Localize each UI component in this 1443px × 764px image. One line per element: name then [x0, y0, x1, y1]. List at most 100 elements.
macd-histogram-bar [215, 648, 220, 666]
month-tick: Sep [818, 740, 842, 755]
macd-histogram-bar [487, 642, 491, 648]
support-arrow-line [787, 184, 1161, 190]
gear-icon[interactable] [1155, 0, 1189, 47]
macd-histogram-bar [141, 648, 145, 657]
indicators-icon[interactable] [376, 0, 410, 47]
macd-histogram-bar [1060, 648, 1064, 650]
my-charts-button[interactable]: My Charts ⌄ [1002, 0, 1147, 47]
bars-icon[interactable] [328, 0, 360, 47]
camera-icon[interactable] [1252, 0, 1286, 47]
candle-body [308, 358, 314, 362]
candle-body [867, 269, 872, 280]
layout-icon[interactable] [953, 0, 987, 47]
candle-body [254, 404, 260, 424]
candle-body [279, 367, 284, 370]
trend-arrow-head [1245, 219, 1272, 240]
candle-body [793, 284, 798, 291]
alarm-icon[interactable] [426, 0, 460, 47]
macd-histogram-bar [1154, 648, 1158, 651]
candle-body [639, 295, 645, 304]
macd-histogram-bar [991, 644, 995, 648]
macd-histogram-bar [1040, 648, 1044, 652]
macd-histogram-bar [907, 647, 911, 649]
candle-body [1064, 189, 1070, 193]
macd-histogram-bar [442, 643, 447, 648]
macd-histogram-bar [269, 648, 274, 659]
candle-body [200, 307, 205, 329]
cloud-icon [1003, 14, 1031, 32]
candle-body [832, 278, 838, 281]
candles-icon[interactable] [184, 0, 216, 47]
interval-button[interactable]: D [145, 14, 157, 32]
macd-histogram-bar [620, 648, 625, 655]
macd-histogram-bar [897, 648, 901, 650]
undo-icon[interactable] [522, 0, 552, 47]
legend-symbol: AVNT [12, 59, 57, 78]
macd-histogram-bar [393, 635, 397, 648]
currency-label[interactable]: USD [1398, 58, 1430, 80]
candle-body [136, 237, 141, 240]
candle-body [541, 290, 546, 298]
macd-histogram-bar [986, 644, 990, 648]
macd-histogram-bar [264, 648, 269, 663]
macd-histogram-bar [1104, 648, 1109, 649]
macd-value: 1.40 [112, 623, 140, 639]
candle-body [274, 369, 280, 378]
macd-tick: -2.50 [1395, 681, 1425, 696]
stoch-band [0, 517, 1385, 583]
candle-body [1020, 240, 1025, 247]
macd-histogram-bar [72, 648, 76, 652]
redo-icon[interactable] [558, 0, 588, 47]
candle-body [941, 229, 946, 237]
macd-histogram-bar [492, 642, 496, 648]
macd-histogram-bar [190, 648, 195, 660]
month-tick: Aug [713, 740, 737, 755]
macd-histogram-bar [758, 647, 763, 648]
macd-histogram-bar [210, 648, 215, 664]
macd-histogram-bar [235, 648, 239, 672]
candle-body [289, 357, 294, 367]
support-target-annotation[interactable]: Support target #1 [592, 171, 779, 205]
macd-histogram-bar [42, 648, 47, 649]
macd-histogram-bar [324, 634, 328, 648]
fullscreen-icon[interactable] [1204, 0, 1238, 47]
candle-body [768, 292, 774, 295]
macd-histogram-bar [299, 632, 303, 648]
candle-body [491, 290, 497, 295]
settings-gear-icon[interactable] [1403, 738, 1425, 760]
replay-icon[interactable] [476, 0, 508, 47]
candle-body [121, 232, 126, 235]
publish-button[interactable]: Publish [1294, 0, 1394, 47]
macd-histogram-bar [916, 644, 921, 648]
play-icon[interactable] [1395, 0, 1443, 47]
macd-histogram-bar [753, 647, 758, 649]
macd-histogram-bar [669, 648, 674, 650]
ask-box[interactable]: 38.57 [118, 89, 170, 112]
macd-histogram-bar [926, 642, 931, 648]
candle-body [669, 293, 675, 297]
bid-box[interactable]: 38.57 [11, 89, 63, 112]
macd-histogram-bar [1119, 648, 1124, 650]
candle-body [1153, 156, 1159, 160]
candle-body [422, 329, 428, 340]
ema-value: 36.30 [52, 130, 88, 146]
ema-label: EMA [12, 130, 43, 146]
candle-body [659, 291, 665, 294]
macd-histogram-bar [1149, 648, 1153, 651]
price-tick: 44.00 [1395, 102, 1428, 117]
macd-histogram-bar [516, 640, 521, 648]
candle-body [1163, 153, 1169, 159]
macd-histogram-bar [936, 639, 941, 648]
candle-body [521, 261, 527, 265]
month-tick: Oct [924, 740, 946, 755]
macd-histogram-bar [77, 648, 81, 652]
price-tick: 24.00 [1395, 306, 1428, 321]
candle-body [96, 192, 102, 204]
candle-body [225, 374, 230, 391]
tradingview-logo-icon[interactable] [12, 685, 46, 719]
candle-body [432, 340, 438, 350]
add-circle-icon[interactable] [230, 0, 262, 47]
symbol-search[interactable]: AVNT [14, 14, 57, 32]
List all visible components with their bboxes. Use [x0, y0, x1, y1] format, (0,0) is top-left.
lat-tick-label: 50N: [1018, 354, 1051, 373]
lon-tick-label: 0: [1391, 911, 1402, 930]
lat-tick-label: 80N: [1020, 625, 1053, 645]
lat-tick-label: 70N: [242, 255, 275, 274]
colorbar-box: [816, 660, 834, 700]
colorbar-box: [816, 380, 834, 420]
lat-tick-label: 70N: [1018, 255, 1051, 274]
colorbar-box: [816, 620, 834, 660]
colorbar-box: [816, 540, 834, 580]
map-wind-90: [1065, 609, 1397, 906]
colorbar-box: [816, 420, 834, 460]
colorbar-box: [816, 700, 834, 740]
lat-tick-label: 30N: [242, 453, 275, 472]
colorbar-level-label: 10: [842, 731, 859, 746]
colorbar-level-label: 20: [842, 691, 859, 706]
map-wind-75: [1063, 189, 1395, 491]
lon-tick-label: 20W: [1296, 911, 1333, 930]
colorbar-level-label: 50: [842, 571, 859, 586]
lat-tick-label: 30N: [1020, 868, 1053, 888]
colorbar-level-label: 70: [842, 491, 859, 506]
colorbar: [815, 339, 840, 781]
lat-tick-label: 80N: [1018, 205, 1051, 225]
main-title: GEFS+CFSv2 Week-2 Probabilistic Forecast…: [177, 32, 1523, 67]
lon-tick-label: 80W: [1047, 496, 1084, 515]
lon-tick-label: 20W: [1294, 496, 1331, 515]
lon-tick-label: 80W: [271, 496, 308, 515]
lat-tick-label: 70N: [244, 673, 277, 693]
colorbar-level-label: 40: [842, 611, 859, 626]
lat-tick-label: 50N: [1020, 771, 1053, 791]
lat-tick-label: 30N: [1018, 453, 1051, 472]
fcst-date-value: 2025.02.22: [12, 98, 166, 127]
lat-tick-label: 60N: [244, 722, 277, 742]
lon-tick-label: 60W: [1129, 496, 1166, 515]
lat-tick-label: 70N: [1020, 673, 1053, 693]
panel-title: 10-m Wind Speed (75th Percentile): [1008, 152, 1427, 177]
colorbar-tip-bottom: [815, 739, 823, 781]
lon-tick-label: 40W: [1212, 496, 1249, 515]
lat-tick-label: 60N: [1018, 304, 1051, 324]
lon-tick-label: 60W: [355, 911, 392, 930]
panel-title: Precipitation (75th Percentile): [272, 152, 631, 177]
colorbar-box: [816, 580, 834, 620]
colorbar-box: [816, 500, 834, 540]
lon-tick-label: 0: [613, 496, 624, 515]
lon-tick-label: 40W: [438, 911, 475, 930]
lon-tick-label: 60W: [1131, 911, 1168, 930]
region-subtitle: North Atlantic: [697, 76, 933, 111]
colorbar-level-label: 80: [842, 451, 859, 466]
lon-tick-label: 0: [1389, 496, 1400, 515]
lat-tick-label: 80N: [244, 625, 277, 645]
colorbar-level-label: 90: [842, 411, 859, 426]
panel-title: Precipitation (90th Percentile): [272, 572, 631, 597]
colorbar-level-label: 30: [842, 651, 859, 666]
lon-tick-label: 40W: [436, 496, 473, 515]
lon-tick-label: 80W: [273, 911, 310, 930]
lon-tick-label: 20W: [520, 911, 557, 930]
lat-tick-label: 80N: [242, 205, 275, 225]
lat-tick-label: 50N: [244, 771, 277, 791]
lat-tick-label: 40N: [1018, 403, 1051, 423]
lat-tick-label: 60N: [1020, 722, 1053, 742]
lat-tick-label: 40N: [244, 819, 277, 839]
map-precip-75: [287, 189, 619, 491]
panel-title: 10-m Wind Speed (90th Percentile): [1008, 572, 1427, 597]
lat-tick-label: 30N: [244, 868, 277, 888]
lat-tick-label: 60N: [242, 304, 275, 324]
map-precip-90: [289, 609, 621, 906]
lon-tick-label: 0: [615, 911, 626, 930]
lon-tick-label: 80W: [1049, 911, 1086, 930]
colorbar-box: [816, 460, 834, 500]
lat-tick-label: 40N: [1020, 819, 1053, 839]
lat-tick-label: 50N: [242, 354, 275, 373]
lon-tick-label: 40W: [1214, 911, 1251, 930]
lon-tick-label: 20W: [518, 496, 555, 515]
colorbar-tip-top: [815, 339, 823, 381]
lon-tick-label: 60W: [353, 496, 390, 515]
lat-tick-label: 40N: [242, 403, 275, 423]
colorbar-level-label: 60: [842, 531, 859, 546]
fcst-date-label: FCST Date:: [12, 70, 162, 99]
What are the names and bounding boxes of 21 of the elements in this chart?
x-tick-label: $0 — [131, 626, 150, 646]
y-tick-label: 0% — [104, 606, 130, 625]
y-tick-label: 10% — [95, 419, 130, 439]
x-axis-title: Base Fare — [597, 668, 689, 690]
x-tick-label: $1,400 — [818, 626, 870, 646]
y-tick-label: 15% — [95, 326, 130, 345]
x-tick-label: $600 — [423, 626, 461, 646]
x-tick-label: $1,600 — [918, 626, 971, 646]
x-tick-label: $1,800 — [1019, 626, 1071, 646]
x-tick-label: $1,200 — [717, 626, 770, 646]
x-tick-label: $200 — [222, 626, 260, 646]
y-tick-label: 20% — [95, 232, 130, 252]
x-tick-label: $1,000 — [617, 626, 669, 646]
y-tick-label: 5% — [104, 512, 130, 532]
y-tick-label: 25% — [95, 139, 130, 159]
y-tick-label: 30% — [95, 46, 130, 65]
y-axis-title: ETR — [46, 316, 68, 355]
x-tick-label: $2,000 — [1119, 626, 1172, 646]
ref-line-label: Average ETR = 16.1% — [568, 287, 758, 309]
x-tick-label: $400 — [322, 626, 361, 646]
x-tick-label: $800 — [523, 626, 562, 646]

....

◆ **Exercise**:
Rewrite the records from their first line through the line containing "macd-histogram-bar [72, 648, 76, 652]", inclusive, replacing "candle-body" with "candlestick-body" and leaving everything else unchanged. Give only those lines.

◆ **Reply**:
Localize each UI component in this 1443px × 764px image. One line per element: name then [x0, y0, x1, y1]. List at most 100 elements.
macd-histogram-bar [215, 648, 220, 666]
month-tick: Sep [818, 740, 842, 755]
macd-histogram-bar [487, 642, 491, 648]
support-arrow-line [787, 184, 1161, 190]
gear-icon[interactable] [1155, 0, 1189, 47]
macd-histogram-bar [141, 648, 145, 657]
indicators-icon[interactable] [376, 0, 410, 47]
macd-histogram-bar [1060, 648, 1064, 650]
my-charts-button[interactable]: My Charts ⌄ [1002, 0, 1147, 47]
bars-icon[interactable] [328, 0, 360, 47]
camera-icon[interactable] [1252, 0, 1286, 47]
candlestick-body [308, 358, 314, 362]
candlestick-body [867, 269, 872, 280]
layout-icon[interactable] [953, 0, 987, 47]
candlestick-body [254, 404, 260, 424]
candlestick-body [279, 367, 284, 370]
trend-arrow-head [1245, 219, 1272, 240]
candlestick-body [793, 284, 798, 291]
alarm-icon[interactable] [426, 0, 460, 47]
macd-histogram-bar [1154, 648, 1158, 651]
candlestick-body [639, 295, 645, 304]
macd-histogram-bar [991, 644, 995, 648]
macd-histogram-bar [1040, 648, 1044, 652]
macd-histogram-bar [907, 647, 911, 649]
candlestick-body [1064, 189, 1070, 193]
macd-histogram-bar [442, 643, 447, 648]
macd-histogram-bar [269, 648, 274, 659]
candlestick-body [200, 307, 205, 329]
cloud-icon [1003, 14, 1031, 32]
candlestick-body [832, 278, 838, 281]
candles-icon[interactable] [184, 0, 216, 47]
interval-button[interactable]: D [145, 14, 157, 32]
macd-histogram-bar [620, 648, 625, 655]
macd-histogram-bar [897, 648, 901, 650]
undo-icon[interactable] [522, 0, 552, 47]
legend-symbol: AVNT [12, 59, 57, 78]
macd-histogram-bar [393, 635, 397, 648]
currency-label[interactable]: USD [1398, 58, 1430, 80]
candlestick-body [136, 237, 141, 240]
candlestick-body [541, 290, 546, 298]
macd-histogram-bar [986, 644, 990, 648]
macd-histogram-bar [264, 648, 269, 663]
macd-histogram-bar [1104, 648, 1109, 649]
macd-value: 1.40 [112, 623, 140, 639]
candlestick-body [274, 369, 280, 378]
macd-tick: -2.50 [1395, 681, 1425, 696]
stoch-band [0, 517, 1385, 583]
candlestick-body [1020, 240, 1025, 247]
macd-histogram-bar [72, 648, 76, 652]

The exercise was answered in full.